Your objective: Return the full listing exactly as it is written.

-*-*-

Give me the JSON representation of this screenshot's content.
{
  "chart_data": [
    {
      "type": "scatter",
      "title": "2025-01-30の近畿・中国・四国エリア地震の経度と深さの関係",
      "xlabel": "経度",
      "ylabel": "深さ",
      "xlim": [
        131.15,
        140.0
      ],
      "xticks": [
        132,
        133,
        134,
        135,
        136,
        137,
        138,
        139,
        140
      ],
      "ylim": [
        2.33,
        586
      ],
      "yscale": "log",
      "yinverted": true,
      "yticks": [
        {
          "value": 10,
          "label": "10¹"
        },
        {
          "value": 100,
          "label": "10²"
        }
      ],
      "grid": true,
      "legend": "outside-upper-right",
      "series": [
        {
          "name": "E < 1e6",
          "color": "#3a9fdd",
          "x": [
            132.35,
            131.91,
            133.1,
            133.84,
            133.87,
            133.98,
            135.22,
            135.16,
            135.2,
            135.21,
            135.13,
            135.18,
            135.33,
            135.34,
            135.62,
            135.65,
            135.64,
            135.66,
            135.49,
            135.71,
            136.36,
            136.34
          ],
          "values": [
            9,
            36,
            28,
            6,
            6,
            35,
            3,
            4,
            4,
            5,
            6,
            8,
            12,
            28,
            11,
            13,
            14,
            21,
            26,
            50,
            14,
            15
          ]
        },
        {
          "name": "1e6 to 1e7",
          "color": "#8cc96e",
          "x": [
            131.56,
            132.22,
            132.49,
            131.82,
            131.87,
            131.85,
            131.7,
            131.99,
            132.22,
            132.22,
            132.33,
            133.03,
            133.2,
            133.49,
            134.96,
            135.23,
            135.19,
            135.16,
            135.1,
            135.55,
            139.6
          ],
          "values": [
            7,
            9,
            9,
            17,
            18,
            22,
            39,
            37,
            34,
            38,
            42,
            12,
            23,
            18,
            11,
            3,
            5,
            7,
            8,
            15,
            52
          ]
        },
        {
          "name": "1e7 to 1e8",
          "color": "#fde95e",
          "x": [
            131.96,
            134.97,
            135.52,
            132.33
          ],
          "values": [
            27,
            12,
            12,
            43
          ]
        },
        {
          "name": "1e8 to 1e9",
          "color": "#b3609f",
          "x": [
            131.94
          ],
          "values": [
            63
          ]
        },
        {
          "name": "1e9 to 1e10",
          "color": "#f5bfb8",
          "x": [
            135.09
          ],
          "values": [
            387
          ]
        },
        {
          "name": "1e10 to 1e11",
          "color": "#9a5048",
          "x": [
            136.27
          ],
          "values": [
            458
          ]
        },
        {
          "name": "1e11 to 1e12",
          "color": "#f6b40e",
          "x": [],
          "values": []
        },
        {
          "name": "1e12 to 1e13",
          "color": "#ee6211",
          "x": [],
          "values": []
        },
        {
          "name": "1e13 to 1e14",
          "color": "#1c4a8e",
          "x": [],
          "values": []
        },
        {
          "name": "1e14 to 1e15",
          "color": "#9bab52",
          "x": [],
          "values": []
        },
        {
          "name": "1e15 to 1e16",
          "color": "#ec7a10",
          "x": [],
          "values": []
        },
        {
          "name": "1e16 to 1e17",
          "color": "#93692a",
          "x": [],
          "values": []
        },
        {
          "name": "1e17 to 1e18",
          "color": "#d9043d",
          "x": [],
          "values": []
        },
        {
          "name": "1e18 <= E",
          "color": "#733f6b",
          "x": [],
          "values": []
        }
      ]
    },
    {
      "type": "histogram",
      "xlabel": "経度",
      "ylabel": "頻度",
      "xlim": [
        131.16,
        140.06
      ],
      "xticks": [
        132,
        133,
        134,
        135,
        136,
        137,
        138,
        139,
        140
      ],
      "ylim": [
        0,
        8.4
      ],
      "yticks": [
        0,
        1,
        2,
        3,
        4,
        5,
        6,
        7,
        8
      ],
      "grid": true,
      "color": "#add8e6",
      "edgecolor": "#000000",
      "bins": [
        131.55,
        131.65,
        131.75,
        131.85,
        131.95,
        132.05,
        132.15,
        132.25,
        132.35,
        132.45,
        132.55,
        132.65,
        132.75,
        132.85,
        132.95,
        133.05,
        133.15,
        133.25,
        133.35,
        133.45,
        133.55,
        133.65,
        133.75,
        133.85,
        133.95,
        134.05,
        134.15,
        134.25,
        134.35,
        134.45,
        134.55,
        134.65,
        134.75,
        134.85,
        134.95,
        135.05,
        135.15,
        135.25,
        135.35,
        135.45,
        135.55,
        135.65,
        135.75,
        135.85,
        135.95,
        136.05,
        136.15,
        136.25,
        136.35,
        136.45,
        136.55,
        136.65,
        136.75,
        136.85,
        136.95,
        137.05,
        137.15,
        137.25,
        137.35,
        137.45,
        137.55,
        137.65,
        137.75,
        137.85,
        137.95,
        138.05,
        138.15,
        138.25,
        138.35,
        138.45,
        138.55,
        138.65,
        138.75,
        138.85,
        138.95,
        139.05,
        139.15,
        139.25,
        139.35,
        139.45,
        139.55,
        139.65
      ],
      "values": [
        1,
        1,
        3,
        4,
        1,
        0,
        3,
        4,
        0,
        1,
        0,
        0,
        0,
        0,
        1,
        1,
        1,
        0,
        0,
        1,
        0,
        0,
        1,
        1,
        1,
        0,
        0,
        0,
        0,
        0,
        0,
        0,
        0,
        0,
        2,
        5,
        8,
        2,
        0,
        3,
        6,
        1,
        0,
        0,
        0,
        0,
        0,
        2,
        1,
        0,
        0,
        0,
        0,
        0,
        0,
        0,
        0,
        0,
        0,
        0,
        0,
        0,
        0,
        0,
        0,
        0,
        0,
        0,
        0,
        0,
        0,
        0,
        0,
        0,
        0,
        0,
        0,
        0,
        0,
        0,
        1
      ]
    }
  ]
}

-*-*-

Solved exercise:
Give me the JSON representation of this screenshot's content.
{
  "chart_data": [
    {
      "type": "scatter",
      "title": "2025-01-30の近畿・中国・四国エリア地震の経度と深さの関係",
      "xlabel": "経度",
      "ylabel": "深さ",
      "xlim": [
        131.15,
        140.0
      ],
      "xticks": [
        132,
        133,
        134,
        135,
        136,
        137,
        138,
        139,
        140
      ],
      "ylim": [
        2.33,
        586
      ],
      "yscale": "log",
      "yinverted": true,
      "yticks": [
        {
          "value": 10,
          "label": "10¹"
        },
        {
          "value": 100,
          "label": "10²"
        }
      ],
      "grid": true,
      "legend": "outside-upper-right",
      "series": [
        {
          "name": "E < 1e6",
          "color": "#3a9fdd",
          "x": [
            132.35,
            131.91,
            133.1,
            133.84,
            133.87,
            133.98,
            135.22,
            135.16,
            135.2,
            135.21,
            135.13,
            135.18,
            135.33,
            135.34,
            135.62,
            135.65,
            135.64,
            135.66,
            135.49,
            135.71,
            136.36,
            136.34
          ],
          "values": [
            9,
            36,
            28,
            6,
            6,
            35,
            3,
            4,
            4,
            5,
            6,
            8,
            12,
            28,
            11,
            13,
            14,
            21,
            26,
            50,
            14,
            15
          ]
        },
        {
          "name": "1e6 to 1e7",
          "color": "#8cc96e",
          "x": [
            131.56,
            132.22,
            132.49,
            131.82,
            131.87,
            131.85,
            131.7,
            131.99,
            132.22,
            132.22,
            132.33,
            133.03,
            133.2,
            133.49,
            134.96,
            135.23,
            135.19,
            135.16,
            135.1,
            135.55,
            139.6
          ],
          "values": [
            7,
            9,
            9,
            17,
            18,
            22,
            39,
            37,
            34,
            38,
            42,
            12,
            23,
            18,
            11,
            3,
            5,
            7,
            8,
            15,
            52
          ]
        },
        {
          "name": "1e7 to 1e8",
          "color": "#fde95e",
          "x": [
            131.96,
            134.97,
            135.52,
            132.33
          ],
          "values": [
            27,
            12,
            12,
            43
          ]
        },
        {
          "name": "1e8 to 1e9",
          "color": "#b3609f",
          "x": [
            131.94
          ],
          "values": [
            63
          ]
        },
        {
          "name": "1e9 to 1e10",
          "color": "#f5bfb8",
          "x": [
            135.09
          ],
          "values": [
            387
          ]
        },
        {
          "name": "1e10 to 1e11",
          "color": "#9a5048",
          "x": [
            136.27
          ],
          "values": [
            458
          ]
        },
        {
          "name": "1e11 to 1e12",
          "color": "#f6b40e",
          "x": [],
          "values": []
        },
        {
          "name": "1e12 to 1e13",
          "color": "#ee6211",
          "x": [],
          "values": []
        },
        {
          "name": "1e13 to 1e14",
          "color": "#1c4a8e",
          "x": [],
          "values": []
        },
        {
          "name": "1e14 to 1e15",
          "color": "#9bab52",
          "x": [],
          "values": []
        },
        {
          "name": "1e15 to 1e16",
          "color": "#ec7a10",
          "x": [],
          "values": []
        },
        {
          "name": "1e16 to 1e17",
          "color": "#93692a",
          "x": [],
          "values": []
        },
        {
          "name": "1e17 to 1e18",
          "color": "#d9043d",
          "x": [],
          "values": []
        },
        {
          "name": "1e18 <= E",
          "color": "#733f6b",
          "x": [],
          "values": []
        }
      ]
    },
    {
      "type": "histogram",
      "xlabel": "経度",
      "ylabel": "頻度",
      "xlim": [
        131.16,
        140.06
      ],
      "xticks": [
        132,
        133,
        134,
        135,
        136,
        137,
        138,
        139,
        140
      ],
      "ylim": [
        0,
        8.4
      ],
      "yticks": [
        0,
        1,
        2,
        3,
        4,
        5,
        6,
        7,
        8
      ],
      "grid": true,
      "color": "#add8e6",
      "edgecolor": "#000000",
      "bins": [
        131.55,
        131.65,
        131.75,
        131.85,
        131.95,
        132.05,
        132.15,
        132.25,
        132.35,
        132.45,
        132.55,
        132.65,
        132.75,
        132.85,
        132.95,
        133.05,
        133.15,
        133.25,
        133.35,
        133.45,
        133.55,
        133.65,
        133.75,
        133.85,
        133.95,
        134.05,
        134.15,
        134.25,
        134.35,
        134.45,
        134.55,
        134.65,
        134.75,
        134.85,
        134.95,
        135.05,
        135.15,
        135.25,
        135.35,
        135.45,
        135.55,
        135.65,
        135.75,
        135.85,
        135.95,
        136.05,
        136.15,
        136.25,
        136.35,
        136.45,
        136.55,
        136.65,
        136.75,
        136.85,
        136.95,
        137.05,
        137.15,
        137.25,
        137.35,
        137.45,
        137.55,
        137.65,
        137.75,
        137.85,
        137.95,
        138.05,
        138.15,
        138.25,
        138.35,
        138.45,
        138.55,
        138.65,
        138.75,
        138.85,
        138.95,
        139.05,
        139.15,
        139.25,
        139.35,
        139.45,
        139.55,
        139.65
      ],
      "values": [
        1,
        1,
        3,
        4,
        1,
        0,
        3,
        4,
        0,
        1,
        0,
        0,
        0,
        0,
        1,
        1,
        1,
        0,
        0,
        1,
        0,
        0,
        1,
        1,
        1,
        0,
        0,
        0,
        0,
        0,
        0,
        0,
        0,
        0,
        2,
        5,
        8,
        2,
        0,
        3,
        6,
        1,
        0,
        0,
        0,
        0,
        0,
        2,
        1,
        0,
        0,
        0,
        0,
        0,
        0,
        0,
        0,
        0,
        0,
        0,
        0,
        0,
        0,
        0,
        0,
        0,
        0,
        0,
        0,
        0,
        0,
        0,
        0,
        0,
        0,
        0,
        0,
        0,
        0,
        0,
        1
      ]
    }
  ]
}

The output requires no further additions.